OBJECTIVE: Copy out all of the data below with no alterations.

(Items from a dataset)
+++
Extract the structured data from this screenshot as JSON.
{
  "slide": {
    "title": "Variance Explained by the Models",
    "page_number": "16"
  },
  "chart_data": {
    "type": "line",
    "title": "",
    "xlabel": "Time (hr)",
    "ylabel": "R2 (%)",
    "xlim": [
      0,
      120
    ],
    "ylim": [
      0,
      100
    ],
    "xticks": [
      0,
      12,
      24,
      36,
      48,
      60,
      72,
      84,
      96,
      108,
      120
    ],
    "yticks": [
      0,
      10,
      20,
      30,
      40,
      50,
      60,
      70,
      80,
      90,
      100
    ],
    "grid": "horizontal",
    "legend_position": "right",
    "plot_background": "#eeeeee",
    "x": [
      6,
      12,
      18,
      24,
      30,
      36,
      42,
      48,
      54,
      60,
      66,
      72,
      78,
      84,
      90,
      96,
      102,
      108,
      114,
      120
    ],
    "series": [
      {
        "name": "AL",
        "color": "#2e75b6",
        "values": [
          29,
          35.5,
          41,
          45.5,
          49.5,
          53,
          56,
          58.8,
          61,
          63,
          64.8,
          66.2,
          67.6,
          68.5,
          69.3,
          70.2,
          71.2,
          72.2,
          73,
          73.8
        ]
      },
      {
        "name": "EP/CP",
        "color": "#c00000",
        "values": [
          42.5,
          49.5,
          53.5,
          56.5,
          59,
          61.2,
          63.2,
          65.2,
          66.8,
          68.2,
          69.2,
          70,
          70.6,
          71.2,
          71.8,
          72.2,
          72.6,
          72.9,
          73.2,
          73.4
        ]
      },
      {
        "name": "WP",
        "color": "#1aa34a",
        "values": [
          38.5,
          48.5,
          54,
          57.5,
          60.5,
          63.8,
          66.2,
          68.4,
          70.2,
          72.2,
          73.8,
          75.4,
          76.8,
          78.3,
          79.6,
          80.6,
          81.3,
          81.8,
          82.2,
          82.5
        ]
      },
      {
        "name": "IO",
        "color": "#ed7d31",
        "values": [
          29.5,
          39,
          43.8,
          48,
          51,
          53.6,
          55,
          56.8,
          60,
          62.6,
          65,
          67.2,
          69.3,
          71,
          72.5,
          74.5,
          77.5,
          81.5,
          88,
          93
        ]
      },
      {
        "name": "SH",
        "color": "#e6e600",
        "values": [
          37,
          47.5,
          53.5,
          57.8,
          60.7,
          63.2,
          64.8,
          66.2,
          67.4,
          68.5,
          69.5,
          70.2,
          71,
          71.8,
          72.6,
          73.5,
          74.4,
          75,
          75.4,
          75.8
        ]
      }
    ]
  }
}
+++
WRITTEN ANSWER:
Extract the structured data from this screenshot as JSON.
{
  "slide": {
    "title": "Variance Explained by the Models",
    "page_number": "16"
  },
  "chart_data": {
    "type": "line",
    "title": "",
    "xlabel": "Time (hr)",
    "ylabel": "R2 (%)",
    "xlim": [
      0,
      120
    ],
    "ylim": [
      0,
      100
    ],
    "xticks": [
      0,
      12,
      24,
      36,
      48,
      60,
      72,
      84,
      96,
      108,
      120
    ],
    "yticks": [
      0,
      10,
      20,
      30,
      40,
      50,
      60,
      70,
      80,
      90,
      100
    ],
    "grid": "horizontal",
    "legend_position": "right",
    "plot_background": "#eeeeee",
    "x": [
      6,
      12,
      18,
      24,
      30,
      36,
      42,
      48,
      54,
      60,
      66,
      72,
      78,
      84,
      90,
      96,
      102,
      108,
      114,
      120
    ],
    "series": [
      {
        "name": "AL",
        "color": "#2e75b6",
        "values": [
          29,
          35.5,
          41,
          45.5,
          49.5,
          53,
          56,
          58.8,
          61,
          63,
          64.8,
          66.2,
          67.6,
          68.5,
          69.3,
          70.2,
          71.2,
          72.2,
          73,
          73.8
        ]
      },
      {
        "name": "EP/CP",
        "color": "#c00000",
        "values": [
          42.5,
          49.5,
          53.5,
          56.5,
          59,
          61.2,
          63.2,
          65.2,
          66.8,
          68.2,
          69.2,
          70,
          70.6,
          71.2,
          71.8,
          72.2,
          72.6,
          72.9,
          73.2,
          73.4
        ]
      },
      {
        "name": "WP",
        "color": "#1aa34a",
        "values": [
          38.5,
          48.5,
          54,
          57.5,
          60.5,
          63.8,
          66.2,
          68.4,
          70.2,
          72.2,
          73.8,
          75.4,
          76.8,
          78.3,
          79.6,
          80.6,
          81.3,
          81.8,
          82.2,
          82.5
        ]
      },
      {
        "name": "IO",
        "color": "#ed7d31",
        "values": [
          29.5,
          39,
          43.8,
          48,
          51,
          53.6,
          55,
          56.8,
          60,
          62.6,
          65,
          67.2,
          69.3,
          71,
          72.5,
          74.5,
          77.5,
          81.5,
          88,
          93
        ]
      },
      {
        "name": "SH",
        "color": "#e6e600",
        "values": [
          37,
          47.5,
          53.5,
          57.8,
          60.7,
          63.2,
          64.8,
          66.2,
          67.4,
          68.5,
          69.5,
          70.2,
          71,
          71.8,
          72.6,
          73.5,
          74.4,
          75,
          75.4,
          75.8
        ]
      }
    ]
  }
}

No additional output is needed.